What you are asked to do » Output solely the number of lines containing the string "MWCNTs".
::::::::
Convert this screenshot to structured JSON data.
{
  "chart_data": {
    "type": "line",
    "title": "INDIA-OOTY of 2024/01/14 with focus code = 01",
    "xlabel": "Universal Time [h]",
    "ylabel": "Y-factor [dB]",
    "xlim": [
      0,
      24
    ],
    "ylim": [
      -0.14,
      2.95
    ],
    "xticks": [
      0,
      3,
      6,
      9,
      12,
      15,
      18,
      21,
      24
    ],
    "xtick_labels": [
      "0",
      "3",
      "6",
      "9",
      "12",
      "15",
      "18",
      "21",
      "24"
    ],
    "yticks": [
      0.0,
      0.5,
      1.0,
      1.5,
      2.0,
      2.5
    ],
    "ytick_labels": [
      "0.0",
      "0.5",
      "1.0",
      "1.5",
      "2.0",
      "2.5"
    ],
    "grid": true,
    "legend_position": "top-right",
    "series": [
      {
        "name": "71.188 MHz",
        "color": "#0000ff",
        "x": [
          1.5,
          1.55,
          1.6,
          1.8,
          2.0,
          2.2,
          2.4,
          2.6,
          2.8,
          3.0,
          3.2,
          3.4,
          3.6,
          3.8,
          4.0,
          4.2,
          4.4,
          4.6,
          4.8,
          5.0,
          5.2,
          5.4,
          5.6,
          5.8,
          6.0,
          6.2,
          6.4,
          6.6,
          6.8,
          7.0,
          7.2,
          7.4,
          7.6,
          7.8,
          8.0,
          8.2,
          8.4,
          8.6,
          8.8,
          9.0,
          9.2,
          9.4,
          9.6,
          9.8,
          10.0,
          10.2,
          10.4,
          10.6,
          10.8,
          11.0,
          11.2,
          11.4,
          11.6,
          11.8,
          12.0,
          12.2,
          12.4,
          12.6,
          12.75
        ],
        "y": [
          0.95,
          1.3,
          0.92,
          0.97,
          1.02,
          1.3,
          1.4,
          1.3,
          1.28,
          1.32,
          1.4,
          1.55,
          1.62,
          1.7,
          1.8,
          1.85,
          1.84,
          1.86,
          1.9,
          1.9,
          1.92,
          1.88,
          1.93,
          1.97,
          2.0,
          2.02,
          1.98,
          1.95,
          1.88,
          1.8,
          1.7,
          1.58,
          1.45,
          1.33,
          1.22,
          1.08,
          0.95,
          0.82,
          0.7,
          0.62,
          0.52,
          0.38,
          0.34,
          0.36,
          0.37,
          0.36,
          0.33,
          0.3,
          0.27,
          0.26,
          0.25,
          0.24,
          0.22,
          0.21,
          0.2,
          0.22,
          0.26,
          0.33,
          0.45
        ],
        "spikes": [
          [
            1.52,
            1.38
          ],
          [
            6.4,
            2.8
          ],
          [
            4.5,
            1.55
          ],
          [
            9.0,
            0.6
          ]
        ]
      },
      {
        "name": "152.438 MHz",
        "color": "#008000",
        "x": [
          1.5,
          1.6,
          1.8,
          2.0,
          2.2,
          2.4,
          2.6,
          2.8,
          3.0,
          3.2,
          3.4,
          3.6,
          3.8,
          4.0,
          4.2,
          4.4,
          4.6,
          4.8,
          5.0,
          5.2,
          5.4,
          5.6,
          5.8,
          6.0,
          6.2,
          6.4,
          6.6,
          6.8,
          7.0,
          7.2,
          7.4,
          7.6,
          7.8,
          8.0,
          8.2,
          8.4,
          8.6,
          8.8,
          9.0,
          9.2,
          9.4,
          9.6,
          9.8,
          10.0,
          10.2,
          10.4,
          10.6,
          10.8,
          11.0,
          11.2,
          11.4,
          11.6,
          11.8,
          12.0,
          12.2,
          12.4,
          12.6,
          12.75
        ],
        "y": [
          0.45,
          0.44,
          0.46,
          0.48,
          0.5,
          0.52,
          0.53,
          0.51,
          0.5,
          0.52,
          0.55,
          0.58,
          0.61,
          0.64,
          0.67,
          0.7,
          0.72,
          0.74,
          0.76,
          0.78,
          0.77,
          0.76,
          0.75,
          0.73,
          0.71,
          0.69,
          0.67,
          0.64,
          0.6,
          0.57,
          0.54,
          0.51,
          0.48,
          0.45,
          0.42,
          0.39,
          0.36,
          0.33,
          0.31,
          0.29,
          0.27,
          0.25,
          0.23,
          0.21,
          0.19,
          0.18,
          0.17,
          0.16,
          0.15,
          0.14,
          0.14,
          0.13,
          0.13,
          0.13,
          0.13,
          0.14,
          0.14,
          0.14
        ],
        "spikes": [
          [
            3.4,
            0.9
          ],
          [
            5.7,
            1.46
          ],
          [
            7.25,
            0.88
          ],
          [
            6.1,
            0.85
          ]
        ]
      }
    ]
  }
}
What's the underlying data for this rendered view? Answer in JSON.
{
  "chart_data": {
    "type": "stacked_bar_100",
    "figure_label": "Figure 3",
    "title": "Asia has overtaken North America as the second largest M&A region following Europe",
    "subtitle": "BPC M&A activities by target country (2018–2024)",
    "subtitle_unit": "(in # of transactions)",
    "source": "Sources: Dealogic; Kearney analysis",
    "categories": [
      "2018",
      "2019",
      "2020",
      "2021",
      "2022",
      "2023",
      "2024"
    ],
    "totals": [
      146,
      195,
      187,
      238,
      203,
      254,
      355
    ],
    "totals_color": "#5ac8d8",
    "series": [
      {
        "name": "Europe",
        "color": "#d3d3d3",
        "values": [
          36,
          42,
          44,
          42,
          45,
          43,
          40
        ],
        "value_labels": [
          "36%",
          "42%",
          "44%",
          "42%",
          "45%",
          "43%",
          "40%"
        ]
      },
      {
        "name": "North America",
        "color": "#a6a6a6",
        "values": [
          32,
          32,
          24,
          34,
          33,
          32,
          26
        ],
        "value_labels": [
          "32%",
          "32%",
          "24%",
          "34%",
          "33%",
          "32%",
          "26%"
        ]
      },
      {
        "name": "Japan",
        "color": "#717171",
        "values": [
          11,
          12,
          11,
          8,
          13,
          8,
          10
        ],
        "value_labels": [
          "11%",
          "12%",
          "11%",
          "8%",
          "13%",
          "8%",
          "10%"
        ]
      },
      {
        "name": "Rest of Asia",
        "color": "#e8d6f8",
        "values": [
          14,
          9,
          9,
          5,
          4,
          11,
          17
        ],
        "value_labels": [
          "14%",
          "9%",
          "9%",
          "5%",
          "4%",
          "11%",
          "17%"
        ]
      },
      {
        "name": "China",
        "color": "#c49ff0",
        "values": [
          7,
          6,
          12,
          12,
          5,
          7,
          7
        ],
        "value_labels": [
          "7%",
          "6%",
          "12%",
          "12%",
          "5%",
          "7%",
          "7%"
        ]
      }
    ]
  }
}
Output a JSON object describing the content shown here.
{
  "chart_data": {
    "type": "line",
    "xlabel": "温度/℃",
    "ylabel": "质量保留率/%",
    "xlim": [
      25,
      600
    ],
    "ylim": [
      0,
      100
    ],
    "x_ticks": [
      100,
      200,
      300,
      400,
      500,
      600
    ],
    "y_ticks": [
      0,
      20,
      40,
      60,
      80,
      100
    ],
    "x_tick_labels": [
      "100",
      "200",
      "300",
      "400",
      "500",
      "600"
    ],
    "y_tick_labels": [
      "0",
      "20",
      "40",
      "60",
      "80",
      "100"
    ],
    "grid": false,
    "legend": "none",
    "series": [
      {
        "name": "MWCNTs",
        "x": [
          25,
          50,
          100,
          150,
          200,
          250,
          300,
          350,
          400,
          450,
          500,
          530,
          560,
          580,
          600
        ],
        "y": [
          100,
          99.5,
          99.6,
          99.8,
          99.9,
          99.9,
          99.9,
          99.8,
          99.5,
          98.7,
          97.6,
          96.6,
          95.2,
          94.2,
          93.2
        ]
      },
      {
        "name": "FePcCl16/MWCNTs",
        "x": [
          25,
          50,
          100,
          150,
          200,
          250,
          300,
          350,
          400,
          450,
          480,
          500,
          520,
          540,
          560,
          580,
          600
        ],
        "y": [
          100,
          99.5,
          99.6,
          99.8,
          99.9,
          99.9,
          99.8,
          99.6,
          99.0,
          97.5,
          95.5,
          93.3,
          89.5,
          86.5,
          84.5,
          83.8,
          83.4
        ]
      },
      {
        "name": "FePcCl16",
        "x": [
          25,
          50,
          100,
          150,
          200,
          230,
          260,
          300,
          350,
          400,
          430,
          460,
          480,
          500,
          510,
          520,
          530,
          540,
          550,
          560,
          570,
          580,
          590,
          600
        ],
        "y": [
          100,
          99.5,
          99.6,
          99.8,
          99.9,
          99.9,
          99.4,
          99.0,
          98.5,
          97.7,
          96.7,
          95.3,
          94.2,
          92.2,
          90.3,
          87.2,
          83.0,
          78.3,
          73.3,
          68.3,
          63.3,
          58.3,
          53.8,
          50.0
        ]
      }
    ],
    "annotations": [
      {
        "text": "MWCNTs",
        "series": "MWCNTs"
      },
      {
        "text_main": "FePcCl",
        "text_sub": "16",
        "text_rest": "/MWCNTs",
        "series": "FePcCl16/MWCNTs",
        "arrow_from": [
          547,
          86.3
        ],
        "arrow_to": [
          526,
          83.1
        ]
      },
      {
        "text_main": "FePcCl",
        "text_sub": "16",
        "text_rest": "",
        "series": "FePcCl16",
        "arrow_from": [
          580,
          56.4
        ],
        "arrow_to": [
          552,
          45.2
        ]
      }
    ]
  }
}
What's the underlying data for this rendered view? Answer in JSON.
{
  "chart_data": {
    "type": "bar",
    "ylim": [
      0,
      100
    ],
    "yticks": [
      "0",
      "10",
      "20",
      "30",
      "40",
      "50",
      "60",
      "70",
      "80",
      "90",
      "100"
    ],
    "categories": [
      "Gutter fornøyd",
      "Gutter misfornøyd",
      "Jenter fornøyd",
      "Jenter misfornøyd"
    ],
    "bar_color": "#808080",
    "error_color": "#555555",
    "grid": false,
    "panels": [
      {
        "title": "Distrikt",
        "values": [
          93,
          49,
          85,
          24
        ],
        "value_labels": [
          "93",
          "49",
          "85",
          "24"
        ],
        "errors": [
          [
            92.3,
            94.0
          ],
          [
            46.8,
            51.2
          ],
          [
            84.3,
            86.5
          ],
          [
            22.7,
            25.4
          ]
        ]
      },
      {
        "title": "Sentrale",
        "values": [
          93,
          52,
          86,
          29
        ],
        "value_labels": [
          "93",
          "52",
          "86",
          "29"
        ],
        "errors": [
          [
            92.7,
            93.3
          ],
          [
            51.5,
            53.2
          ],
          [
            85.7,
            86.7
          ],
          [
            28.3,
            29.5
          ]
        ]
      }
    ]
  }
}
::::::::
Final result » 6